■ **EXERCISE OBJECTIVE**:
Copy the listing that follows, line for line, without a single difference.

**** RAW DATA ****

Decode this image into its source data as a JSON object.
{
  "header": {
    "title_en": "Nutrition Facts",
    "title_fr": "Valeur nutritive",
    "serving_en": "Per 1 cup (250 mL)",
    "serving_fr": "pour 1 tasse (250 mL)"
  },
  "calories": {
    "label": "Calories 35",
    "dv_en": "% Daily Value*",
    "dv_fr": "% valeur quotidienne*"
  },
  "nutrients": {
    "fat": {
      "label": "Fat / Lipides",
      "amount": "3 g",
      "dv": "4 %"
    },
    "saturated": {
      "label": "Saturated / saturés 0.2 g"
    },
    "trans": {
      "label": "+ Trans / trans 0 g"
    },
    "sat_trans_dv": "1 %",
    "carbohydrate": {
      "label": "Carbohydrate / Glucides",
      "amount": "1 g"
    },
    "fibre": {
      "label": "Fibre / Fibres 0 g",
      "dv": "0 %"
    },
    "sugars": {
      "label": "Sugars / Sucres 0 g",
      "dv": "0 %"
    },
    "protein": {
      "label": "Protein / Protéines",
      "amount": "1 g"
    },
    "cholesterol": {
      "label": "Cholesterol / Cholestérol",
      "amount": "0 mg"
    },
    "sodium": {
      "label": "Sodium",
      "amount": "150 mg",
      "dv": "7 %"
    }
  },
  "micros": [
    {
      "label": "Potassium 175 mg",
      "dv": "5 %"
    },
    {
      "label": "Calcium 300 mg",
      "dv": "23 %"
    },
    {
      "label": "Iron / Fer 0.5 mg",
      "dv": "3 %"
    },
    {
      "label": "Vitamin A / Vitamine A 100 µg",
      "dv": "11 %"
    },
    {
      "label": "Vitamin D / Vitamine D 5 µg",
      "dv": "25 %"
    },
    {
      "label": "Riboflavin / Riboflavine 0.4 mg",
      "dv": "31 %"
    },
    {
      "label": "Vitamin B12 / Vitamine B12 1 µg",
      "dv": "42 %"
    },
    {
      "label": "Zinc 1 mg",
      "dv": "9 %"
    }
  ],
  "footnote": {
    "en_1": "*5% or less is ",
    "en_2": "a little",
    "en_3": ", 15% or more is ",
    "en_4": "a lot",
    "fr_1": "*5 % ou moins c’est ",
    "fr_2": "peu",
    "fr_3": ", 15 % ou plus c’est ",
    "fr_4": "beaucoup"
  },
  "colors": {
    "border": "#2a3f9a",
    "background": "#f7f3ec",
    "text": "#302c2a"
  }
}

****

■ **SOLVED EXERCISE**:
Decode this image into its source data as a JSON object.
{
  "header": {
    "title_en": "Nutrition Facts",
    "title_fr": "Valeur nutritive",
    "serving_en": "Per 1 cup (250 mL)",
    "serving_fr": "pour 1 tasse (250 mL)"
  },
  "calories": {
    "label": "Calories 35",
    "dv_en": "% Daily Value*",
    "dv_fr": "% valeur quotidienne*"
  },
  "nutrients": {
    "fat": {
      "label": "Fat / Lipides",
      "amount": "3 g",
      "dv": "4 %"
    },
    "saturated": {
      "label": "Saturated / saturés 0.2 g"
    },
    "trans": {
      "label": "+ Trans / trans 0 g"
    },
    "sat_trans_dv": "1 %",
    "carbohydrate": {
      "label": "Carbohydrate / Glucides",
      "amount": "1 g"
    },
    "fibre": {
      "label": "Fibre / Fibres 0 g",
      "dv": "0 %"
    },
    "sugars": {
      "label": "Sugars / Sucres 0 g",
      "dv": "0 %"
    },
    "protein": {
      "label": "Protein / Protéines",
      "amount": "1 g"
    },
    "cholesterol": {
      "label": "Cholesterol / Cholestérol",
      "amount": "0 mg"
    },
    "sodium": {
      "label": "Sodium",
      "amount": "150 mg",
      "dv": "7 %"
    }
  },
  "micros": [
    {
      "label": "Potassium 175 mg",
      "dv": "5 %"
    },
    {
      "label": "Calcium 300 mg",
      "dv": "23 %"
    },
    {
      "label": "Iron / Fer 0.5 mg",
      "dv": "3 %"
    },
    {
      "label": "Vitamin A / Vitamine A 100 µg",
      "dv": "11 %"
    },
    {
      "label": "Vitamin D / Vitamine D 5 µg",
      "dv": "25 %"
    },
    {
      "label": "Riboflavin / Riboflavine 0.4 mg",
      "dv": "31 %"
    },
    {
      "label": "Vitamin B12 / Vitamine B12 1 µg",
      "dv": "42 %"
    },
    {
      "label": "Zinc 1 mg",
      "dv": "9 %"
    }
  ],
  "footnote": {
    "en_1": "*5% or less is ",
    "en_2": "a little",
    "en_3": ", 15% or more is ",
    "en_4": "a lot",
    "fr_1": "*5 % ou moins c’est ",
    "fr_2": "peu",
    "fr_3": ", 15 % ou plus c’est ",
    "fr_4": "beaucoup"
  },
  "colors": {
    "border": "#2a3f9a",
    "background": "#f7f3ec",
    "text": "#302c2a"
  }
}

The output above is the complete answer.